Northern Brooks Range Caribou Hunting Architecture

Summary

This is an abstract from the "SAA 2024: Individual Abstracts" session, at the 89th annual meeting of the Society for American Archaeology.

Caribou hunting has shaped the cultural landscape of the Alaska Arctic interior. In many

cases, this meant intentionally altering local landscapes to the direct advantage of caribou

hunters. These engineered landscapes are visible today in various forms of hunting architecture,

including stone drive lines, drift fences, cairns, and hunting blinds. Despite the prevalence of

these features, caribou drive systems are often only noted peripherally to nearby habitation and

processing sites. The lack of spatial analysis, dating, and exploration of the function of various

hunting architectures in northern Alaska directly impedes our understanding of these features and

how they relate to broader systems of land use through time. This poster outlines preliminary results from a recent spatiotemporal study of caribou hunting architecture in the northern foothills of the Brooks Range. The study area is situated along a significant caribou migration route of the Western Arctic Caribou Herd and was utilized over a long period by groups of North Alaska caribou hunters.  The results are

evaluated in the context of known local cultural traditions, including Ipiutak and late Precontact/early Contact Inupiaq and Dene Traditions.

+ + +

=== Given request 1 ===
List the forms of hunting architecture named in the caribou hunting abstract.
The caribou hunting abstract and the listing that follows have nothing to do with each other.

+ + +

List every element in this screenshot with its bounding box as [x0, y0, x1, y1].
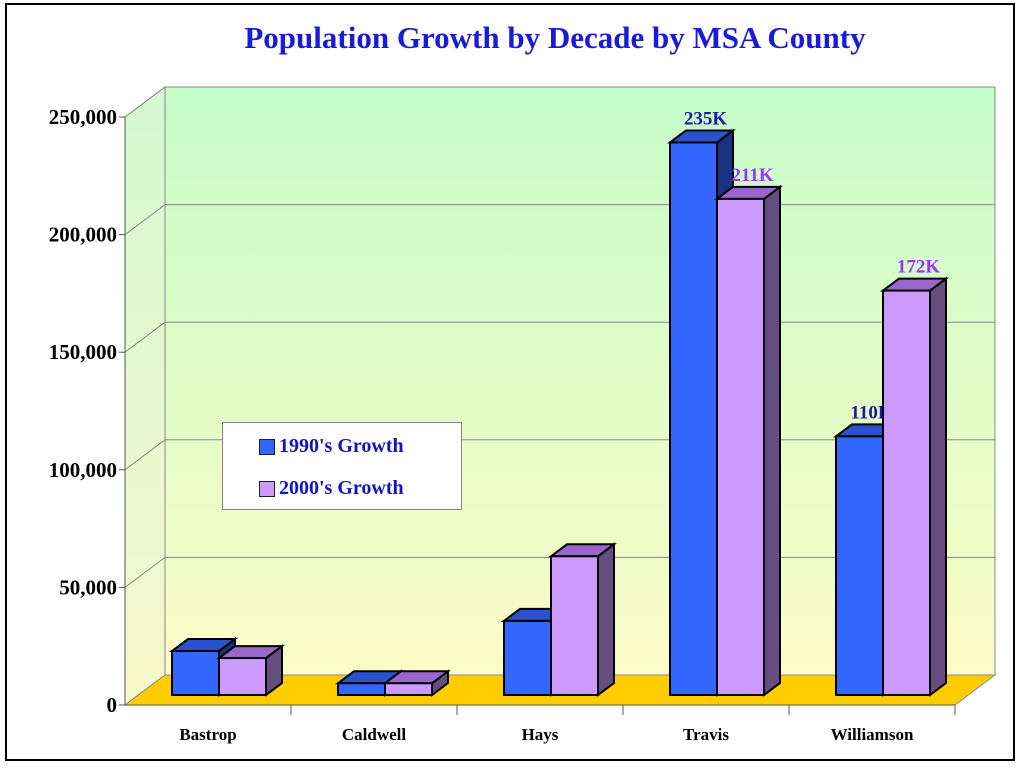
x-tick-label: Bastrop: [179, 725, 236, 744]
y-tick-label: 50,000: [59, 575, 117, 599]
data-label: 211K: [731, 165, 773, 186]
y-tick-label: 200,000: [49, 223, 117, 247]
gridline: [124, 86, 166, 118]
legend-item-1990: 1990's Growth: [259, 435, 404, 458]
y-tick-label: 250,000: [49, 105, 117, 129]
x-tick-label: Williamson: [831, 725, 914, 744]
bar-side: [597, 542, 615, 697]
x-tick-label: Travis: [683, 725, 729, 744]
bar-williamson-1990s: [835, 435, 884, 696]
bar-travis-2000s: [716, 197, 765, 696]
legend-swatch: [259, 438, 275, 455]
bar-bastrop-2000s: [218, 657, 267, 696]
x-tick-label: Caldwell: [342, 725, 407, 744]
x-tick-label: Hays: [522, 725, 559, 744]
data-label: 172K: [897, 257, 941, 278]
bar-caldwell-1990s: [337, 682, 386, 697]
legend-swatch: [259, 480, 275, 497]
bar-williamson-2000s: [882, 289, 931, 696]
bar-hays-2000s: [550, 555, 599, 696]
chart-frame: [5, 3, 1015, 761]
y-tick-label: 0: [107, 693, 118, 717]
side-wall: [124, 86, 166, 706]
y-tick-label: 100,000: [49, 458, 117, 482]
bar-hays-1990s: [503, 619, 552, 696]
gridline: [124, 204, 166, 236]
bar-side: [929, 276, 947, 697]
bar-bastrop-1990s: [171, 650, 220, 697]
legend-label: 1990's Growth: [279, 435, 404, 457]
gridline: [124, 321, 166, 353]
legend-label: 2000's Growth: [279, 477, 404, 499]
legend-item-2000: 2000's Growth: [259, 477, 404, 500]
bar-travis-1990s: [669, 141, 718, 697]
bar-caldwell-2000s: [384, 682, 433, 697]
bar-side: [763, 184, 781, 697]
chart-title: Population Growth by Decade by MSA Count…: [244, 20, 866, 55]
y-tick-label: 150,000: [49, 340, 117, 364]
data-label: 235K: [684, 108, 728, 129]
gridline: [124, 557, 166, 588]
legend: 1990's Growth 2000's Growth: [222, 422, 462, 510]
gridline: [124, 439, 166, 471]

+ + +

=== Given request 2 ===
Copy out the listing again, starting at the line that contains "x-tick-label: Bastrop: [179, 725, 236, 744]" and ending after the line that contains "gridline: [124, 86, 166, 118]".

=== Output 1 ===
- Stone drive lines
- Drift fences
- Cairns
- Hunting blinds

=== Output 2 ===
x-tick-label: Bastrop: [179, 725, 236, 744]
y-tick-label: 50,000: [59, 575, 117, 599]
data-label: 211K: [731, 165, 773, 186]
y-tick-label: 200,000: [49, 223, 117, 247]
gridline: [124, 86, 166, 118]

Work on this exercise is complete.